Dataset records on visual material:
[start]
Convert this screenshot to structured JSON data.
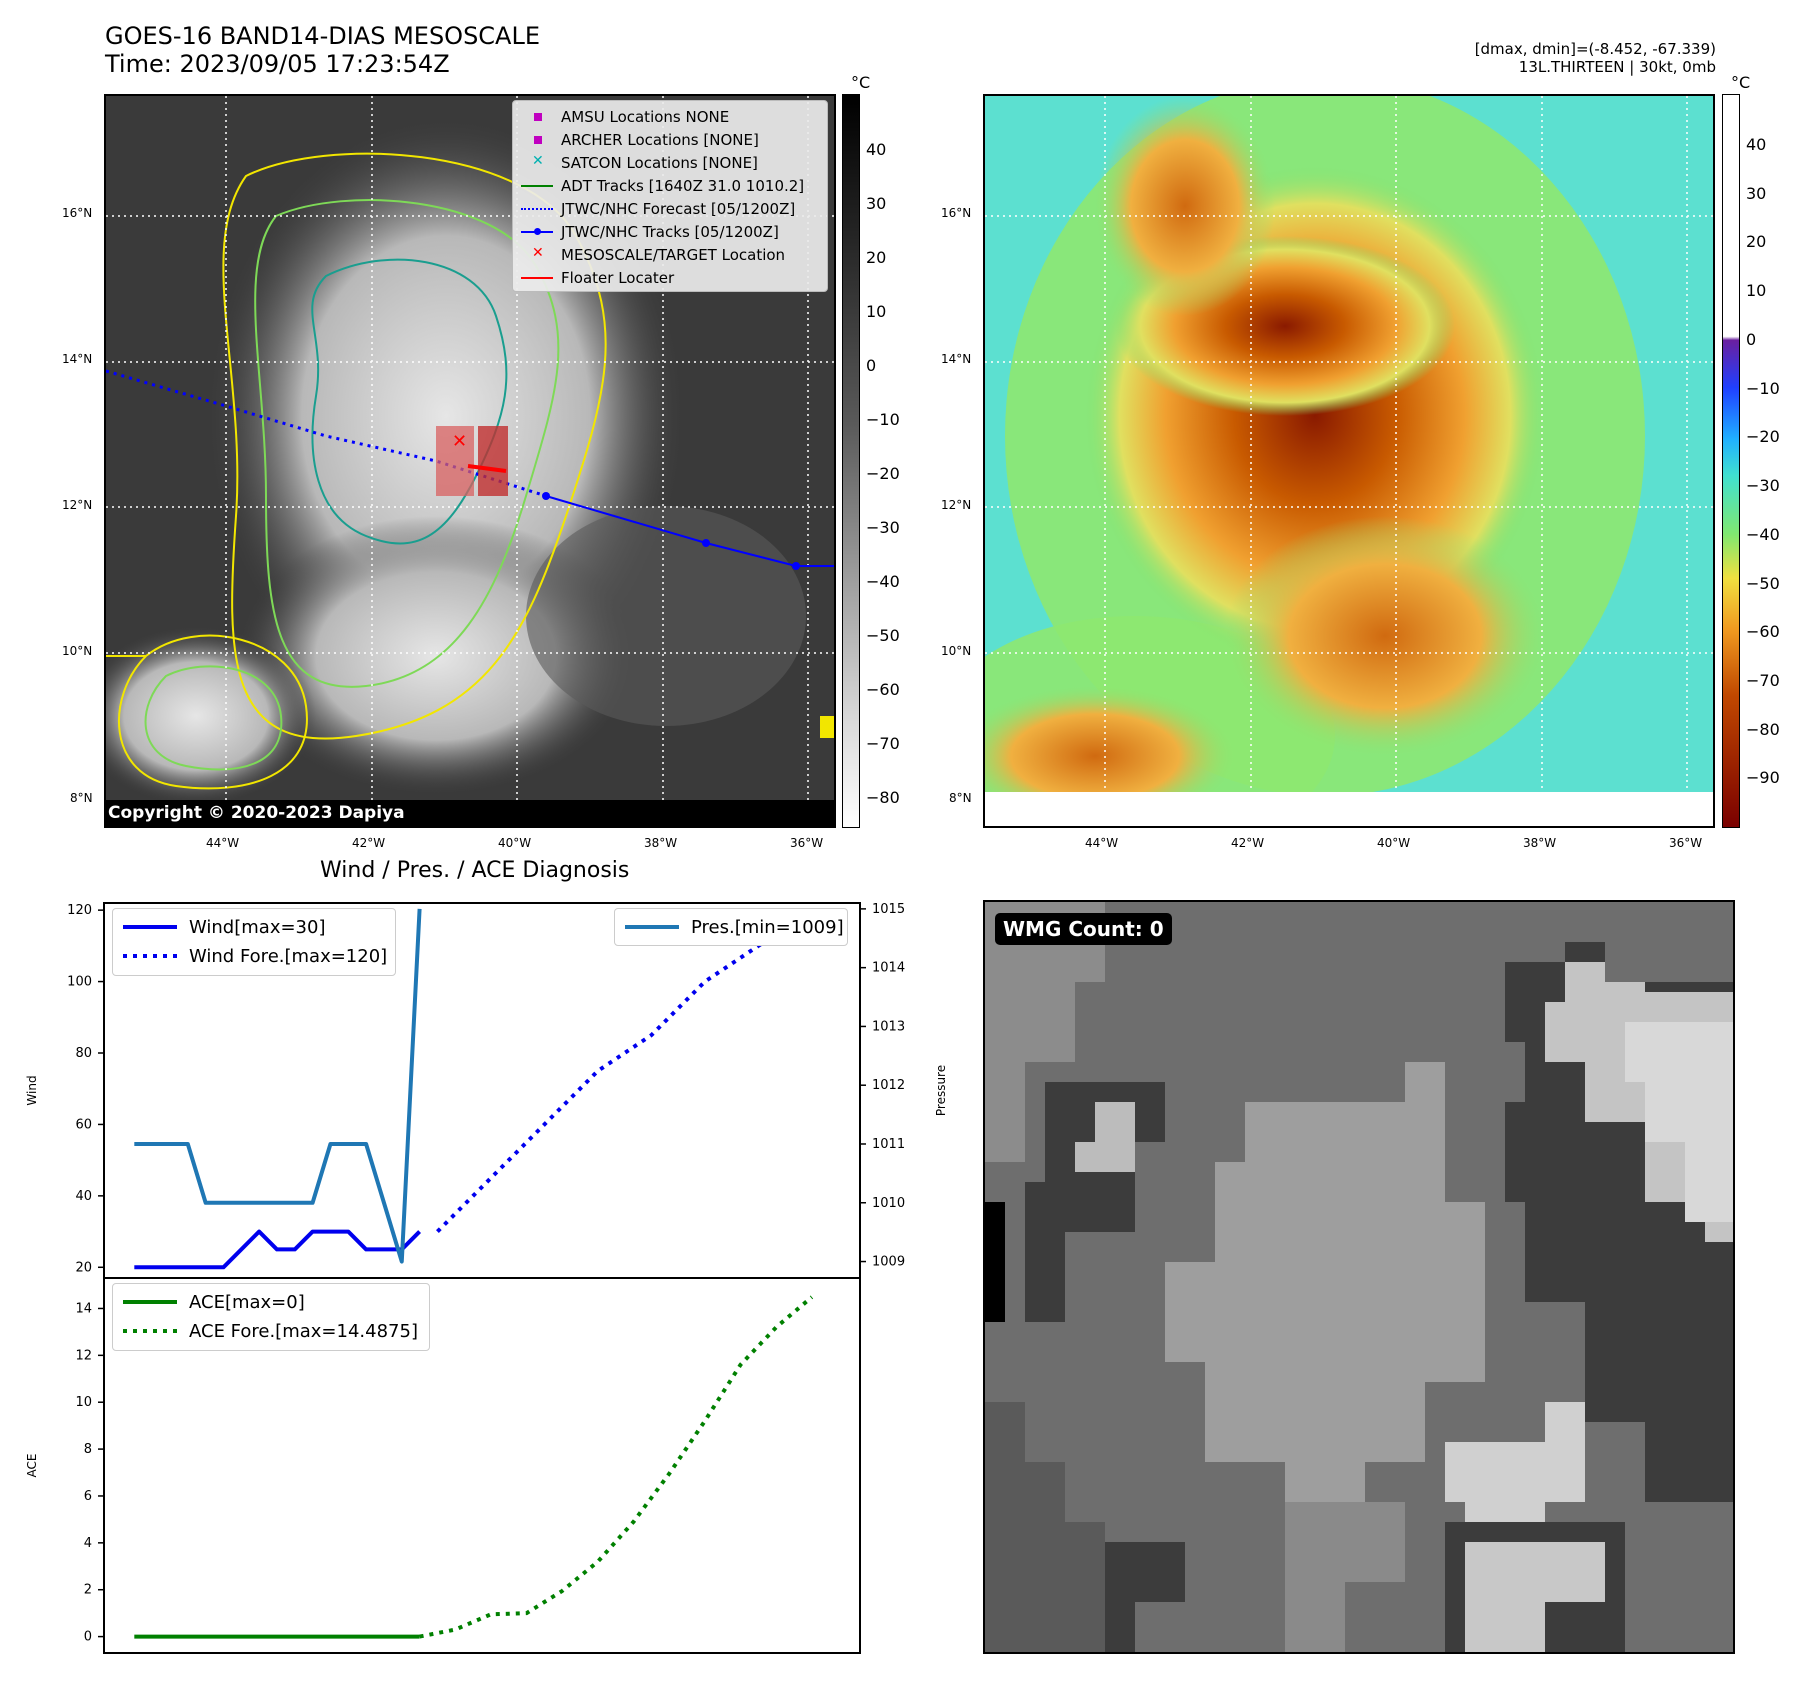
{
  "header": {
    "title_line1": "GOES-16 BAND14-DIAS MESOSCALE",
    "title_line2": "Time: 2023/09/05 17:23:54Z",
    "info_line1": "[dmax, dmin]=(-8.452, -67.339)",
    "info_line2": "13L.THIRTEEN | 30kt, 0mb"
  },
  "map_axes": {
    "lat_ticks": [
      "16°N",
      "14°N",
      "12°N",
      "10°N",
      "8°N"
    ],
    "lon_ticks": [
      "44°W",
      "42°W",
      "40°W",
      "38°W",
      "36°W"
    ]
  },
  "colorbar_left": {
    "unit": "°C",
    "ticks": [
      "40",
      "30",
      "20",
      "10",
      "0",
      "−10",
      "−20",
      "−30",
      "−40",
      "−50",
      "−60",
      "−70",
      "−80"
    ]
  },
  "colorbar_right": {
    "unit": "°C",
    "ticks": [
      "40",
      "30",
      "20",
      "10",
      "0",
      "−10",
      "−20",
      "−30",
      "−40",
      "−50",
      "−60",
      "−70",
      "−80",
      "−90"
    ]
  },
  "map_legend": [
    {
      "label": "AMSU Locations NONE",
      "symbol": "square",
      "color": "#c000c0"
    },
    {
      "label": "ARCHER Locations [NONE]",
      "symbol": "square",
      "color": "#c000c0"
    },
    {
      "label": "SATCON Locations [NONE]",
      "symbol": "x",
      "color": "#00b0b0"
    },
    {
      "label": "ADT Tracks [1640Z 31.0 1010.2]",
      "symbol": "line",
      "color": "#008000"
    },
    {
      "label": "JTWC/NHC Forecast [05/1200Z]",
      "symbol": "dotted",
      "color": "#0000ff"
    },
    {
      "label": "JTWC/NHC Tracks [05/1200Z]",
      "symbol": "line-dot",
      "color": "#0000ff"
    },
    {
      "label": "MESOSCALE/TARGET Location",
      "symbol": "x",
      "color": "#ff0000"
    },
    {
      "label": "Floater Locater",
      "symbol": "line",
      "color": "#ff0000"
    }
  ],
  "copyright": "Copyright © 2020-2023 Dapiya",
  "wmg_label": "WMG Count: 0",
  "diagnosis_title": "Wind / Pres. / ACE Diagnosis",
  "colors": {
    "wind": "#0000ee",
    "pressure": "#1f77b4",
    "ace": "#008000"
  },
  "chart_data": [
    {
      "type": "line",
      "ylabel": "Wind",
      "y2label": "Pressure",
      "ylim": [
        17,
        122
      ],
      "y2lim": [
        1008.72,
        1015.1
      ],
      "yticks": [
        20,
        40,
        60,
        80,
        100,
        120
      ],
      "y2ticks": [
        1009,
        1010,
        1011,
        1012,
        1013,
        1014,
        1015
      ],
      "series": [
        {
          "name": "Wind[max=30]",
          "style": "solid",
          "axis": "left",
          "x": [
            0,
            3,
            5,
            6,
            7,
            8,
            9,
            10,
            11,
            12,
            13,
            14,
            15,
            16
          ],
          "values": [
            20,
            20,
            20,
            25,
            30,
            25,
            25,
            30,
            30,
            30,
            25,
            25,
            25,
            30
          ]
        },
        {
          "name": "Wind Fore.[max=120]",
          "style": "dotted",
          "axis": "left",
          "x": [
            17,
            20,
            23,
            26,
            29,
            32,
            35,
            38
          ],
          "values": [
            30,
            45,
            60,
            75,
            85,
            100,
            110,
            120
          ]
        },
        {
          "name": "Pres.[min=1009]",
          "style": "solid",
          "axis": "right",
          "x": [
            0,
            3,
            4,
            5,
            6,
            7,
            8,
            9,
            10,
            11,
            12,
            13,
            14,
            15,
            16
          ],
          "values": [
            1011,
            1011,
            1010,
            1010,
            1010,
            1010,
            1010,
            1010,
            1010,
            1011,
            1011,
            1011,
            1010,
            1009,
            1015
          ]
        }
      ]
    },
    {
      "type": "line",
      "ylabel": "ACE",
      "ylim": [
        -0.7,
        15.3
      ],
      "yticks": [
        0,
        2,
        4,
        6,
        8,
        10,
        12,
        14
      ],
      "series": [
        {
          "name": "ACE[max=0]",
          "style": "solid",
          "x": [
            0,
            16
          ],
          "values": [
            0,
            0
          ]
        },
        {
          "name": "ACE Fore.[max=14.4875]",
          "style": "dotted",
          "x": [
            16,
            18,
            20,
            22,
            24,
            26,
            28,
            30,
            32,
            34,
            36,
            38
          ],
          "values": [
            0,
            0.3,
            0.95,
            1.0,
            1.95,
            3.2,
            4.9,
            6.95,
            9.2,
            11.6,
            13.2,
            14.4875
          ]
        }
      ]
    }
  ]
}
[end]
[start]
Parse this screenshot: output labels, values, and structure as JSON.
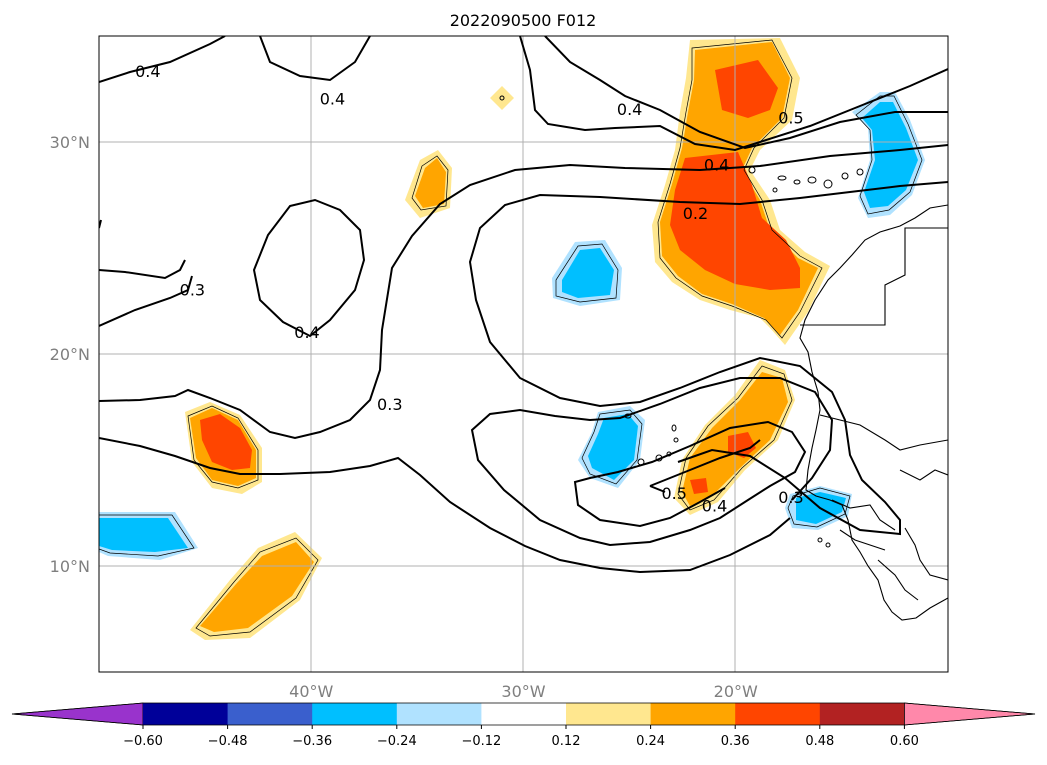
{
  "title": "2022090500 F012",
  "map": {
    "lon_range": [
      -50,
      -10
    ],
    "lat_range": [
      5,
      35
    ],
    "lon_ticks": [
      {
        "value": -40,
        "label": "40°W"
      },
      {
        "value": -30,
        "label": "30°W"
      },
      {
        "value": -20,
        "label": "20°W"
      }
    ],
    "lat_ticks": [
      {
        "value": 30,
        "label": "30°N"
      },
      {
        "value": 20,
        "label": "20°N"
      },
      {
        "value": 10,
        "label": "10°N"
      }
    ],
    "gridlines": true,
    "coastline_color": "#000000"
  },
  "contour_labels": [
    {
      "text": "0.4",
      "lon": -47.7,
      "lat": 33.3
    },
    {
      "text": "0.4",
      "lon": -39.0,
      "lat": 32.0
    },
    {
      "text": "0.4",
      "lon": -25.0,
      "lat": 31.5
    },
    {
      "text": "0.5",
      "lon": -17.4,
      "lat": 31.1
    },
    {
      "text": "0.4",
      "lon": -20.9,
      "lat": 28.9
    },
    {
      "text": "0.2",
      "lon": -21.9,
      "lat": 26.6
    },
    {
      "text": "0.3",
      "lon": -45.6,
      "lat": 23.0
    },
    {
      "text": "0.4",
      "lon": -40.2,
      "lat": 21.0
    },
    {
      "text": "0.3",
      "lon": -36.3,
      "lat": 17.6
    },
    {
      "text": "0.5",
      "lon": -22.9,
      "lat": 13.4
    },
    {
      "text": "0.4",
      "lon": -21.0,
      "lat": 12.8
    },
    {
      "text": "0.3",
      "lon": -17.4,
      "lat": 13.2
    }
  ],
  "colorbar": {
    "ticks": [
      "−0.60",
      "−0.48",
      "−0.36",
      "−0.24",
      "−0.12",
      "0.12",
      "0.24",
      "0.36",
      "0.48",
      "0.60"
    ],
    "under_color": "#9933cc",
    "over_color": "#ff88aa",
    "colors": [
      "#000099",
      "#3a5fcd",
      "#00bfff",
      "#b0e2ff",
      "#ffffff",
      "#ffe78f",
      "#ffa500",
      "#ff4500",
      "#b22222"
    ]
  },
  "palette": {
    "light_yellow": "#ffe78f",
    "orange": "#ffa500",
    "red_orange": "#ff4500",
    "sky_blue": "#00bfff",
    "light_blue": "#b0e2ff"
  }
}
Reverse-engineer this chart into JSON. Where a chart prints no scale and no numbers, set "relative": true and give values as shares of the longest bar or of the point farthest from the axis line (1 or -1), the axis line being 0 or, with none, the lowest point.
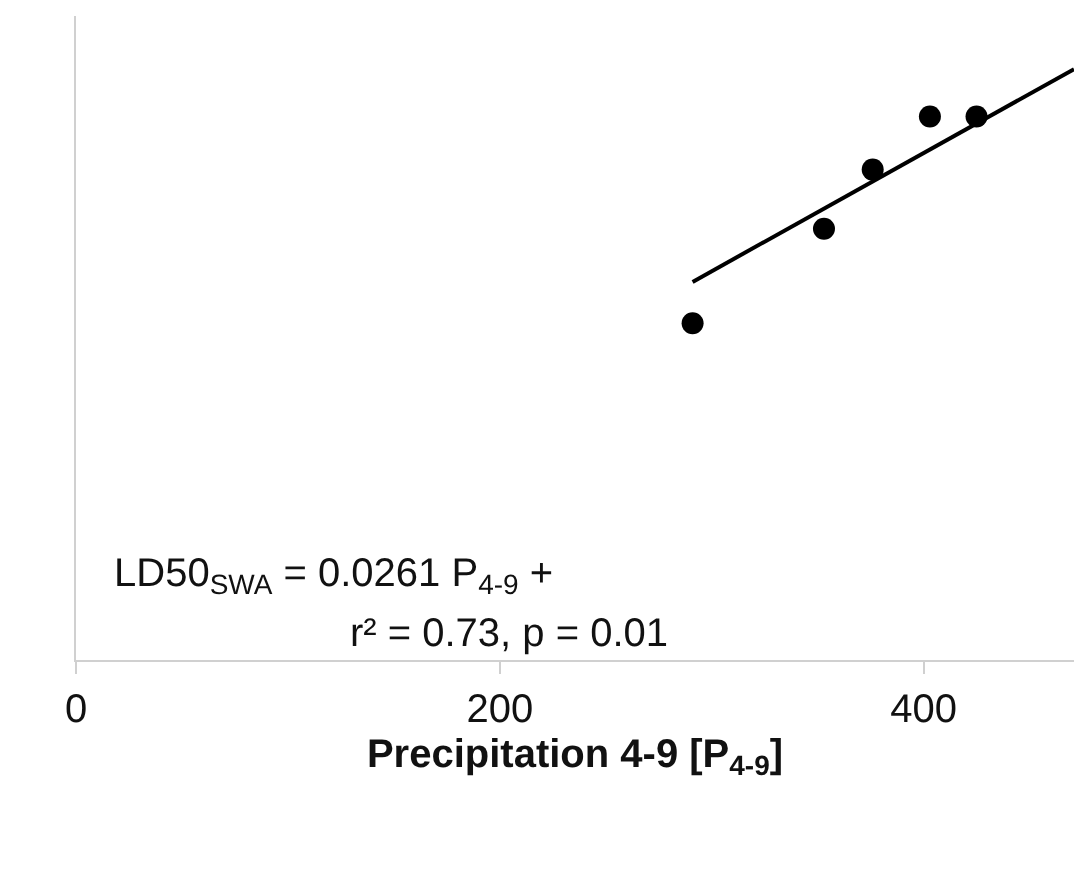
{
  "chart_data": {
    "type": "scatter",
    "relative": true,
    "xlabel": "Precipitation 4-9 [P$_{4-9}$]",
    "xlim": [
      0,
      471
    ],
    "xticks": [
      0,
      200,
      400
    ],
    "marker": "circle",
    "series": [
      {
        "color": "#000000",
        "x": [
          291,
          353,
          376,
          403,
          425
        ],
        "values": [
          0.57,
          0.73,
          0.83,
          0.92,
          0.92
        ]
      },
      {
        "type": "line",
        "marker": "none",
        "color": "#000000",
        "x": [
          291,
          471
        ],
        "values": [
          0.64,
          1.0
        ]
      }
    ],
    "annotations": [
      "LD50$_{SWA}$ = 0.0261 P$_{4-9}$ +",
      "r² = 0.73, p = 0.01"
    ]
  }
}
[end]
[start]
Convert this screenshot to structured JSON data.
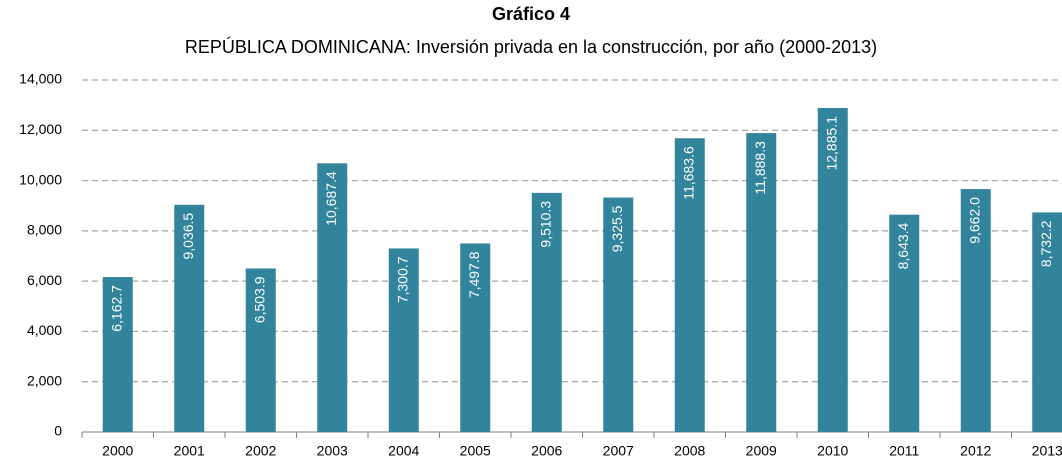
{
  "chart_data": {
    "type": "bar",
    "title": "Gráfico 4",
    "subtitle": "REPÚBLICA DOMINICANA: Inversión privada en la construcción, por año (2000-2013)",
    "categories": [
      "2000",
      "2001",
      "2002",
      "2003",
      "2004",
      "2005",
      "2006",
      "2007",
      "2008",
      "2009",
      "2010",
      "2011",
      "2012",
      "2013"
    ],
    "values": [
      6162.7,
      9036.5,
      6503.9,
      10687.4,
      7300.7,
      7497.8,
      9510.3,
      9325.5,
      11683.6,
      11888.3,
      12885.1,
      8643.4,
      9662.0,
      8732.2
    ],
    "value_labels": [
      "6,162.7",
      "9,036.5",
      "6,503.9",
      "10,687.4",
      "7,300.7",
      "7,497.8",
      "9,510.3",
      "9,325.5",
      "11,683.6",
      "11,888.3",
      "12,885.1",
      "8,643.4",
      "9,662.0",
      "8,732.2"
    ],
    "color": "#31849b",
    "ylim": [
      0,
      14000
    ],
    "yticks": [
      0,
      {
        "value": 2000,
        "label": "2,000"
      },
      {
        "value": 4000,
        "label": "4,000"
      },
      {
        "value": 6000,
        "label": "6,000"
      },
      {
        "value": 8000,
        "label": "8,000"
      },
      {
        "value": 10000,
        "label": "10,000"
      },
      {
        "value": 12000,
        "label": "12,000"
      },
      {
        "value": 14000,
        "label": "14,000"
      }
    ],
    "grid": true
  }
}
[end]
_WHAT THE TASK ASKS_
Look over the listing above. Pick out and copy every line that includes "name".

_OUTPUT BELOW_
          "name": "Wind[max=30]",
          "name": "Wind Fore.[max=120]",
          "name": "Pres.[min=1009]",
          "name": "ACE[max=0]",
          "name": "ACE Fore.[max=14.4875]",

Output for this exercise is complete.